STATED PROBLEM - Please write out the material below exactly as given.

DATASET ROWS -
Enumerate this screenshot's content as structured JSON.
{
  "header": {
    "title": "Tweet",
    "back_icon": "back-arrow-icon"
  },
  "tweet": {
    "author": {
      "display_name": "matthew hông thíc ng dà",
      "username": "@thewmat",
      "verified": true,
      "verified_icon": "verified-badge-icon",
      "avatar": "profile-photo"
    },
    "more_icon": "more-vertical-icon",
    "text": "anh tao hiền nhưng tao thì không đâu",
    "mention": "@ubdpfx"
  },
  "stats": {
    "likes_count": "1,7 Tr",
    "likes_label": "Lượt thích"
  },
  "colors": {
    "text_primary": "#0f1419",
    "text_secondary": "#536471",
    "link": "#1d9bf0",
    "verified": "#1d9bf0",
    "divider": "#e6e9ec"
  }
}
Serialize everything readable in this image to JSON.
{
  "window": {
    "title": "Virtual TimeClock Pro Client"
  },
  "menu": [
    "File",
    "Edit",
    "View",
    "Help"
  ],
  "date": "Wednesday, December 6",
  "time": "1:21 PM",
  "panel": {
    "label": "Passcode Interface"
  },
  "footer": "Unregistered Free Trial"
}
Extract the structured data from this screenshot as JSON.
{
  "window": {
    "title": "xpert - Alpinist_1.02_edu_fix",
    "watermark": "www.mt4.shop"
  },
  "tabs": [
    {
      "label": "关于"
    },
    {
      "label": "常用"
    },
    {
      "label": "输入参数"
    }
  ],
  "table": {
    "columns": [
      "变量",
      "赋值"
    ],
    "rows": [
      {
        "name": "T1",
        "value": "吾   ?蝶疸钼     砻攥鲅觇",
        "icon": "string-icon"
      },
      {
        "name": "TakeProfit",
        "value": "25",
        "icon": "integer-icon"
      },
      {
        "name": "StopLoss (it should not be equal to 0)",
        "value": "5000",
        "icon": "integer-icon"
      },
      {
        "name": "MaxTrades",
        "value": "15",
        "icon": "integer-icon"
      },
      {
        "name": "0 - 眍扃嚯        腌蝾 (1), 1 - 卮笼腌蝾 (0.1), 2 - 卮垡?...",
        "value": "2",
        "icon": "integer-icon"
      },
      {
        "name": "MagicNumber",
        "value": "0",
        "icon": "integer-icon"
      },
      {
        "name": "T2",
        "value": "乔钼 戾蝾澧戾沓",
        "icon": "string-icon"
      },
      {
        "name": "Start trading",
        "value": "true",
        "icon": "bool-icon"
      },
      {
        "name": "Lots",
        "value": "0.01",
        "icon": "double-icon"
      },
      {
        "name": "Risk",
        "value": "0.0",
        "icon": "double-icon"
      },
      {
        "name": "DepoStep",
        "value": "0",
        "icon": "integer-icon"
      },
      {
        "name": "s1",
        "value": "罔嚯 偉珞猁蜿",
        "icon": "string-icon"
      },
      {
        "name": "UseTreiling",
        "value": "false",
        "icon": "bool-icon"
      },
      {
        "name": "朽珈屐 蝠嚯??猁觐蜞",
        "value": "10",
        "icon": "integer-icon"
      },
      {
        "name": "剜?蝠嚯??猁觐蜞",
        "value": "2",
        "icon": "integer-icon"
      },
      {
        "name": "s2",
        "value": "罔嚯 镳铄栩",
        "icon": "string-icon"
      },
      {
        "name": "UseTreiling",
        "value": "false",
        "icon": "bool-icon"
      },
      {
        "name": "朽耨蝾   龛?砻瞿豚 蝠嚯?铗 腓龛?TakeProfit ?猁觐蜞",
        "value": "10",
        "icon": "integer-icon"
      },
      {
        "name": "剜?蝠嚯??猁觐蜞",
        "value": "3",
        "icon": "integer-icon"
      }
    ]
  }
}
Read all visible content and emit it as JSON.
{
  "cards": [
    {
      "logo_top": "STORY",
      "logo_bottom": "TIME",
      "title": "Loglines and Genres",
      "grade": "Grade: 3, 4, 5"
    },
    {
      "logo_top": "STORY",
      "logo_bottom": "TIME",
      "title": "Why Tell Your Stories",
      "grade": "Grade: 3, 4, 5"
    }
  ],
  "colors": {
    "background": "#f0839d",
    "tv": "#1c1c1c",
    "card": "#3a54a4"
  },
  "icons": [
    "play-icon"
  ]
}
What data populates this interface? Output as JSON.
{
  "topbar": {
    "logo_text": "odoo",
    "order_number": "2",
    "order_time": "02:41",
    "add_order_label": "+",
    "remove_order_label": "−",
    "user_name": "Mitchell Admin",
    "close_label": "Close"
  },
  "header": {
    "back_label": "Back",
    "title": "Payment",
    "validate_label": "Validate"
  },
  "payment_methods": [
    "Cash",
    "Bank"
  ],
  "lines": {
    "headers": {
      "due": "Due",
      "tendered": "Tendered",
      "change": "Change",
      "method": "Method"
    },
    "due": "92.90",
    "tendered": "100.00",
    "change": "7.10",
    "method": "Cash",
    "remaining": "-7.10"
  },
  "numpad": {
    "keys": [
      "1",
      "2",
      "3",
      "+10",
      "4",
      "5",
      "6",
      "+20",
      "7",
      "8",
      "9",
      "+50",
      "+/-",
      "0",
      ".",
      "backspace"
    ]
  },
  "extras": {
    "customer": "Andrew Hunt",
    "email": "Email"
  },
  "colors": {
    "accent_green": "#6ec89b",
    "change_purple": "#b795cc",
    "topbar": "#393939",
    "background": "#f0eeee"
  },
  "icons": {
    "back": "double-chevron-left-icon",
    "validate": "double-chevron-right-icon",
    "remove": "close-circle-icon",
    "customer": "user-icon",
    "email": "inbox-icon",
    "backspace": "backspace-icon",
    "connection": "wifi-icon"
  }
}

FINISHED EXERCISE -
Enumerate this screenshot's content as structured JSON.
{
  "header": {
    "title": "Tweet",
    "back_icon": "back-arrow-icon"
  },
  "tweet": {
    "author": {
      "display_name": "matthew hông thíc ng dà",
      "username": "@thewmat",
      "verified": true,
      "verified_icon": "verified-badge-icon",
      "avatar": "profile-photo"
    },
    "more_icon": "more-vertical-icon",
    "text": "anh tao hiền nhưng tao thì không đâu",
    "mention": "@ubdpfx"
  },
  "stats": {
    "likes_count": "1,7 Tr",
    "likes_label": "Lượt thích"
  },
  "colors": {
    "text_primary": "#0f1419",
    "text_secondary": "#536471",
    "link": "#1d9bf0",
    "verified": "#1d9bf0",
    "divider": "#e6e9ec"
  }
}
Serialize everything readable in this image to JSON.
{
  "window": {
    "title": "Virtual TimeClock Pro Client"
  },
  "menu": [
    "File",
    "Edit",
    "View",
    "Help"
  ],
  "date": "Wednesday, December 6",
  "time": "1:21 PM",
  "panel": {
    "label": "Passcode Interface"
  },
  "footer": "Unregistered Free Trial"
}
Extract the structured data from this screenshot as JSON.
{
  "window": {
    "title": "xpert - Alpinist_1.02_edu_fix",
    "watermark": "www.mt4.shop"
  },
  "tabs": [
    {
      "label": "关于"
    },
    {
      "label": "常用"
    },
    {
      "label": "输入参数"
    }
  ],
  "table": {
    "columns": [
      "变量",
      "赋值"
    ],
    "rows": [
      {
        "name": "T1",
        "value": "吾   ?蝶疸钼     砻攥鲅觇",
        "icon": "string-icon"
      },
      {
        "name": "TakeProfit",
        "value": "25",
        "icon": "integer-icon"
      },
      {
        "name": "StopLoss (it should not be equal to 0)",
        "value": "5000",
        "icon": "integer-icon"
      },
      {
        "name": "MaxTrades",
        "value": "15",
        "icon": "integer-icon"
      },
      {
        "name": "0 - 眍扃嚯        腌蝾 (1), 1 - 卮笼腌蝾 (0.1), 2 - 卮垡?...",
        "value": "2",
        "icon": "integer-icon"
      },
      {
        "name": "MagicNumber",
        "value": "0",
        "icon": "integer-icon"
      },
      {
        "name": "T2",
        "value": "乔钼 戾蝾澧戾沓",
        "icon": "string-icon"
      },
      {
        "name": "Start trading",
        "value": "true",
        "icon": "bool-icon"
      },
      {
        "name": "Lots",
        "value": "0.01",
        "icon": "double-icon"
      },
      {
        "name": "Risk",
        "value": "0.0",
        "icon": "double-icon"
      },
      {
        "name": "DepoStep",
        "value": "0",
        "icon": "integer-icon"
      },
      {
        "name": "s1",
        "value": "罔嚯 偉珞猁蜿",
        "icon": "string-icon"
      },
      {
        "name": "UseTreiling",
        "value": "false",
        "icon": "bool-icon"
      },
      {
        "name": "朽珈屐 蝠嚯??猁觐蜞",
        "value": "10",
        "icon": "integer-icon"
      },
      {
        "name": "剜?蝠嚯??猁觐蜞",
        "value": "2",
        "icon": "integer-icon"
      },
      {
        "name": "s2",
        "value": "罔嚯 镳铄栩",
        "icon": "string-icon"
      },
      {
        "name": "UseTreiling",
        "value": "false",
        "icon": "bool-icon"
      },
      {
        "name": "朽耨蝾   龛?砻瞿豚 蝠嚯?铗 腓龛?TakeProfit ?猁觐蜞",
        "value": "10",
        "icon": "integer-icon"
      },
      {
        "name": "剜?蝠嚯??猁觐蜞",
        "value": "3",
        "icon": "integer-icon"
      }
    ]
  }
}
Read all visible content and emit it as JSON.
{
  "cards": [
    {
      "logo_top": "STORY",
      "logo_bottom": "TIME",
      "title": "Loglines and Genres",
      "grade": "Grade: 3, 4, 5"
    },
    {
      "logo_top": "STORY",
      "logo_bottom": "TIME",
      "title": "Why Tell Your Stories",
      "grade": "Grade: 3, 4, 5"
    }
  ],
  "colors": {
    "background": "#f0839d",
    "tv": "#1c1c1c",
    "card": "#3a54a4"
  },
  "icons": [
    "play-icon"
  ]
}
What data populates this interface? Output as JSON.
{
  "topbar": {
    "logo_text": "odoo",
    "order_number": "2",
    "order_time": "02:41",
    "add_order_label": "+",
    "remove_order_label": "−",
    "user_name": "Mitchell Admin",
    "close_label": "Close"
  },
  "header": {
    "back_label": "Back",
    "title": "Payment",
    "validate_label": "Validate"
  },
  "payment_methods": [
    "Cash",
    "Bank"
  ],
  "lines": {
    "headers": {
      "due": "Due",
      "tendered": "Tendered",
      "change": "Change",
      "method": "Method"
    },
    "due": "92.90",
    "tendered": "100.00",
    "change": "7.10",
    "method": "Cash",
    "remaining": "-7.10"
  },
  "numpad": {
    "keys": [
      "1",
      "2",
      "3",
      "+10",
      "4",
      "5",
      "6",
      "+20",
      "7",
      "8",
      "9",
      "+50",
      "+/-",
      "0",
      ".",
      "backspace"
    ]
  },
  "extras": {
    "customer": "Andrew Hunt",
    "email": "Email"
  },
  "colors": {
    "accent_green": "#6ec89b",
    "change_purple": "#b795cc",
    "topbar": "#393939",
    "background": "#f0eeee"
  },
  "icons": {
    "back": "double-chevron-left-icon",
    "validate": "double-chevron-right-icon",
    "remove": "close-circle-icon",
    "customer": "user-icon",
    "email": "inbox-icon",
    "backspace": "backspace-icon",
    "connection": "wifi-icon"
  }
}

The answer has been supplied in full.